● **Data entries**
==========

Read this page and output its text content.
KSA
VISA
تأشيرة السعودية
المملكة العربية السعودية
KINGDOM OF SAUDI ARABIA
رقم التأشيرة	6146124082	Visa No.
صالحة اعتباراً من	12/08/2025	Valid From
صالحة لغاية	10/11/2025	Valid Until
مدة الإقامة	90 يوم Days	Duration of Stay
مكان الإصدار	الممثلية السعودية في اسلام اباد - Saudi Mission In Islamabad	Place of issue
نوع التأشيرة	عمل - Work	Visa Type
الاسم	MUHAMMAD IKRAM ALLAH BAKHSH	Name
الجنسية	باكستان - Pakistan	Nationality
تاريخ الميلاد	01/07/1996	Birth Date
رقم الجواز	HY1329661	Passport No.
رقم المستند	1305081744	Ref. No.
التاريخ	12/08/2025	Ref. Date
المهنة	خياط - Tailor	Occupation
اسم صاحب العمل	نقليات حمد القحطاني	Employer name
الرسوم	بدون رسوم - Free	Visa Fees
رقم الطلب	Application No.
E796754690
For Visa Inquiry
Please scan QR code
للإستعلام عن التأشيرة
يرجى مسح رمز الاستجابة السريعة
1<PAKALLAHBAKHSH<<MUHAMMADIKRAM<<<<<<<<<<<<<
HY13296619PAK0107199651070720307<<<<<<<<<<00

==========

● **EXERCISE AIM**
Go through the listing and print each line exactly as it appears.

● **SOLUTION**
Read this page and output its text content.
KSA
VISA
تأشيرة السعودية
المملكة العربية السعودية
KINGDOM OF SAUDI ARABIA
رقم التأشيرة	6146124082	Visa No.
صالحة اعتباراً من	12/08/2025	Valid From
صالحة لغاية	10/11/2025	Valid Until
مدة الإقامة	90 يوم Days	Duration of Stay
مكان الإصدار	الممثلية السعودية في اسلام اباد - Saudi Mission In Islamabad	Place of issue
نوع التأشيرة	عمل - Work	Visa Type
الاسم	MUHAMMAD IKRAM ALLAH BAKHSH	Name
الجنسية	باكستان - Pakistan	Nationality
تاريخ الميلاد	01/07/1996	Birth Date
رقم الجواز	HY1329661	Passport No.
رقم المستند	1305081744	Ref. No.
التاريخ	12/08/2025	Ref. Date
المهنة	خياط - Tailor	Occupation
اسم صاحب العمل	نقليات حمد القحطاني	Employer name
الرسوم	بدون رسوم - Free	Visa Fees
رقم الطلب	Application No.
E796754690
For Visa Inquiry
Please scan QR code
للإستعلام عن التأشيرة
يرجى مسح رمز الاستجابة السريعة
1<PAKALLAHBAKHSH<<MUHAMMADIKRAM<<<<<<<<<<<<<
HY13296619PAK0107199651070720307<<<<<<<<<<00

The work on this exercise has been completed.